_Page_
"""
The Rotation operator allows you to control particle orientations.
Inherit previous: uses the current value of a particle’s orientation as the start value.
Random 3D: uses a random orientation as the start value.
Random horizontal: uses a random orientation around the world’s Z-Axis as the start value.
World space: uses a world-aligned orientation as the start value.
Travel direction: uses an orientation aligned to the particle’s velocity as the start value.
Custom vector direction: uses an orientation aligned to a custom data channel as the start value.
Surface align: uses an orientation aligned to the closest point on a scene object’s surface mesh as the start value.
Parent align: uses an orientation aligned to the parent of each particle, if the particle has a parent.
Sibling align: uses an orientation aligned to the adjacent sibling of each particle, if such a sibling exists.
Look-at: uses an orientation directed towards the closest point on an input object as the start value.
Align to neighbors: uses an orientation directed towards the particle’s neighbors as the start value.
Align to binding neighbors: the orientation will be derived using a closest-fit approach to match the layout of the particle’s binding neighbors relative to their layout on the previous frame.
When doing a grain simulation, the Particle Bind Solver will adjust particle positions based on their bindings network, but will not adjust particle rotations at all. This is by design since the Particle Bind Solver is a simple mass-spring solver that does not take rotations into consideration. However, this means that while the overall structures of particles may rotate during the solve, individual particle orientations will not change. This can look strange in closeup. By enabling “Align to binding neighbors”, the Rotation operator will attempt to match the orientation of particles to the relative orientation of the cloud of particles they are bound to. This is a fairly effective way of keeping particle positions and orientations in sync when utilizing the Particle Bind Solver. Note: particles require at least 3 active bindings on current and prior frames in order for the alignment algorithm to activate on any given frame.
A particle must have at least 2 binding neighbors in order to be affected by the binding neighbors mode.
Closest edge on shape: the orientation will be derived from the vector defined by the closest edge on the particle shape to the particle location.
Closest face on shape: the orientation will be derived from the vector defined by the closest face normal on the particle shape to the particle location.
Shape-oriented bounds: the orientation will be derived from the oriented bounding box of the particle shape mesh. The longest axis of the bounding box will be the up vector of the rotation matrix, and the second longest axis will be the forward vector.
Disabling this setting has the effect of orientating the particle’s transform without changing the orientation of the particle’s mesh. In other words, it’s akin to rotating the particle’s pivot.
Disabling “affect particle shape orientation” can have a big impact on memory usage and performance, because each particle’s mesh will have to be manually adjusted in order to compensate for the particle’s orientation change.
X/Y/Z: controls the amount of offset applied to starting orientations, along each axis.
Divergence: controls the degrees of random divergence to apply to starting orientations.
Restrict diverg. to axis: restricts the amount of divergence applied to each axis.
Value: the amount to interpolate particle orientations from their previous value to the new value.
Full interpolation on entry: when a particle’s event age is zero, its interpolation value will be temporarily set to 1.0.
"""
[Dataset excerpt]
"""
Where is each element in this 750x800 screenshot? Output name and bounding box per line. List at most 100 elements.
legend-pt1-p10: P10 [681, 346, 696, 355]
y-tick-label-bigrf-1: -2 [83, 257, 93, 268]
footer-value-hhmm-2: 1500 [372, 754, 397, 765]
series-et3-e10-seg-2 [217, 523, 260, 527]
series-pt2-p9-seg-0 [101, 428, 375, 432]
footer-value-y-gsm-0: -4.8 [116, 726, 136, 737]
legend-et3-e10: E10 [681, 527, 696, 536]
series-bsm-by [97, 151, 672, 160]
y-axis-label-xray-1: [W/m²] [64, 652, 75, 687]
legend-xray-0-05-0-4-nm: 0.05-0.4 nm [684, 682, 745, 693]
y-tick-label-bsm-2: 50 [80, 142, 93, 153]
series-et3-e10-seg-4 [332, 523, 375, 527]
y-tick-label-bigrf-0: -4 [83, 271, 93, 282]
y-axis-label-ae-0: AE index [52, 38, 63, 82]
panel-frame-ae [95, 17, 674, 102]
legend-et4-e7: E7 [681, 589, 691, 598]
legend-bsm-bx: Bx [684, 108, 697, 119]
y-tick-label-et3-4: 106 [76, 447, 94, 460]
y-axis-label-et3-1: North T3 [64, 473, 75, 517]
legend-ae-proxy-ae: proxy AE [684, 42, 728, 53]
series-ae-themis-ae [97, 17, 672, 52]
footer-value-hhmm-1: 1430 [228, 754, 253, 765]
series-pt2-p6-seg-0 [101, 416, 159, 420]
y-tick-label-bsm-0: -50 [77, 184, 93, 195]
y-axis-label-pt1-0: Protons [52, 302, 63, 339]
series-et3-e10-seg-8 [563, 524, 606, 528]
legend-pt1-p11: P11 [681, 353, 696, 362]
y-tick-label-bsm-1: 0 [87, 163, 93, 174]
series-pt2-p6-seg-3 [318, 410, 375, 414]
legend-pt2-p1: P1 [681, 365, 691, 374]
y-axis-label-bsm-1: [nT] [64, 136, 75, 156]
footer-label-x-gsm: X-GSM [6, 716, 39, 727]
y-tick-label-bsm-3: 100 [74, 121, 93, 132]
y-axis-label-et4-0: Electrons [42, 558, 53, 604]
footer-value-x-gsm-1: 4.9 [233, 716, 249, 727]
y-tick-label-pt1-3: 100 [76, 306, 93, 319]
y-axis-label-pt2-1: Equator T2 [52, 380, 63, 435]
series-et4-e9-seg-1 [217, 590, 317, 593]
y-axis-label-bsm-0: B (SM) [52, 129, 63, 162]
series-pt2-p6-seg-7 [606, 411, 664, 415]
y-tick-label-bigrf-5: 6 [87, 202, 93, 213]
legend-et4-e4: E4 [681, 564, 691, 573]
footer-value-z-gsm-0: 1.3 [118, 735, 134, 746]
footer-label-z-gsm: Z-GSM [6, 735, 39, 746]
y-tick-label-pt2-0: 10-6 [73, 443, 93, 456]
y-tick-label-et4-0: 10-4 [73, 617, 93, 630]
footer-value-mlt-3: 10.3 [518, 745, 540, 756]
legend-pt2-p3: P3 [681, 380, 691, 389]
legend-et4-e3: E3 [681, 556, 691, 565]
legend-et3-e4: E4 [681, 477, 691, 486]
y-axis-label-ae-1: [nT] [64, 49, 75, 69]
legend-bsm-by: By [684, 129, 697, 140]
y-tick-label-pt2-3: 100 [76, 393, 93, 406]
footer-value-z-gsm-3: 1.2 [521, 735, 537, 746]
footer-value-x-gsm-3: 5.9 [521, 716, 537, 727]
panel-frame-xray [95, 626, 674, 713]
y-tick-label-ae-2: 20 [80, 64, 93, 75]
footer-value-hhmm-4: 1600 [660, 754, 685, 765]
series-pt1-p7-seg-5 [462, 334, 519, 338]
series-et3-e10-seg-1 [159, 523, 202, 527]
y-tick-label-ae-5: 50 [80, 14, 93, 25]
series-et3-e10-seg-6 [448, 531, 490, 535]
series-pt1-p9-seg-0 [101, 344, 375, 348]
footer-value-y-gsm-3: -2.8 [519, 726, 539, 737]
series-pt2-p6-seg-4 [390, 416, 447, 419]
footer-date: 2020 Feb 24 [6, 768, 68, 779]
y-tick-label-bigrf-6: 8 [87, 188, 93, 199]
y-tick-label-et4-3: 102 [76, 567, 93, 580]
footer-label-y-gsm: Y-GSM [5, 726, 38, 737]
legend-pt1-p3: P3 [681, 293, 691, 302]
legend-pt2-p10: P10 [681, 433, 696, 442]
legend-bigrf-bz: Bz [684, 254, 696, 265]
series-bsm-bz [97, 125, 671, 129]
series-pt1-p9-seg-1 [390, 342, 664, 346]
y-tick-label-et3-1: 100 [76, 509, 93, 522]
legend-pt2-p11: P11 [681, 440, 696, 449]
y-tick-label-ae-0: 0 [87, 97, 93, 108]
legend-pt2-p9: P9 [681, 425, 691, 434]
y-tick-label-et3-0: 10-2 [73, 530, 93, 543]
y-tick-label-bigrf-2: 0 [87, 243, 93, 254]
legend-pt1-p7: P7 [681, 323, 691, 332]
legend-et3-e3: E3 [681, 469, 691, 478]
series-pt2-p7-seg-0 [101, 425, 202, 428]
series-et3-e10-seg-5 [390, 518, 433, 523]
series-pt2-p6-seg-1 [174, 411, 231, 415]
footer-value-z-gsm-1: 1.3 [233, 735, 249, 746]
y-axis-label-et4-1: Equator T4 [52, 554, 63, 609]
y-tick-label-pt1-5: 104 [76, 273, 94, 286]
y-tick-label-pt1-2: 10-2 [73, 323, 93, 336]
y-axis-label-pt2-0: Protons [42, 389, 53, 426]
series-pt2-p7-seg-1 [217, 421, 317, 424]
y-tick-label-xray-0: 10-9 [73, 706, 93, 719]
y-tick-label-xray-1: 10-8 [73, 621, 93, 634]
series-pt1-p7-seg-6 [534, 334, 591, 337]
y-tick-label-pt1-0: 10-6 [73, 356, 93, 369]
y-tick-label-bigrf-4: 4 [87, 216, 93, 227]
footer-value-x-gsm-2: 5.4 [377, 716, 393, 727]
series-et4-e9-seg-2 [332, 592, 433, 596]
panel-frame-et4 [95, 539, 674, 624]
"""
_Required tasks_
[1] According to the Rotation operator page, what happens to a particle's interpolation value when its event age is zero?
[2] List every mode on the Rotation operator page whose description says the orientation "will be derived" from something.
[3] Pick up the Rotation operator page after its last sentence and keep writing.

_Written responses_
[1] It is temporarily set to 1.0.

[2] Align to binding neighbors; Closest edge on shape; Closest face on shape; Shape-oriented bounds

[3]
In order to animate particles rotating towards a particular target orientation, set the operator’s timing to “continuous” and set the interpolation value to something less than 1. Smaller interpolation values will result in slower interpolation speeds.
These settings apply banking when rotation type is set to travel direction
Multiplier: the amount of banking to apply to starting orientations, around the particle’s travel direction.
Smooth: the amount of temporal smoothing to apply to banking values, based on changes to the particle’s travel direction over time.
These settings pertain to rotation types which rely on the input of a custom data channel.
These settings control how secondary vectors of the orientation matrix will be derived (the up vector is the main alignment vector, and the right vector is derived from the cross product between the up and forward vectors).
Auto: the forward vector of the surface alignment transforms will be automatically computed based on the orientation of the up vector.
From surface: the forward vector of surface alignment transforms will be derived from the surface itself.
From velocity: the forward vector of surface alignment transforms will be derived from each particle’s velocity direction.
From particle: the forward vector of surface alignment transforms will be derived from each particle’s transform forward vector.
From world: the forward vector of surface alignment transforms will be defined in world space.
X/Y/Z: allows users to define world-space forward vectors, when “from world” is enabled.
Nearest edge: when forward vector is derived from surface, the forward vector will be set to the nearest edge on the nearest face to the particle position, rather than the first edge.
Orthogonal: controls whether surface alignment orientations will be made orthogonal to the up vector.
Vertex normal: controls whether the up vector of surface alignment transforms will be derived from the nearest vertex normal.
Face normal: controls whether the up vector of surface alignment transforms will be derived from the nearest face normal.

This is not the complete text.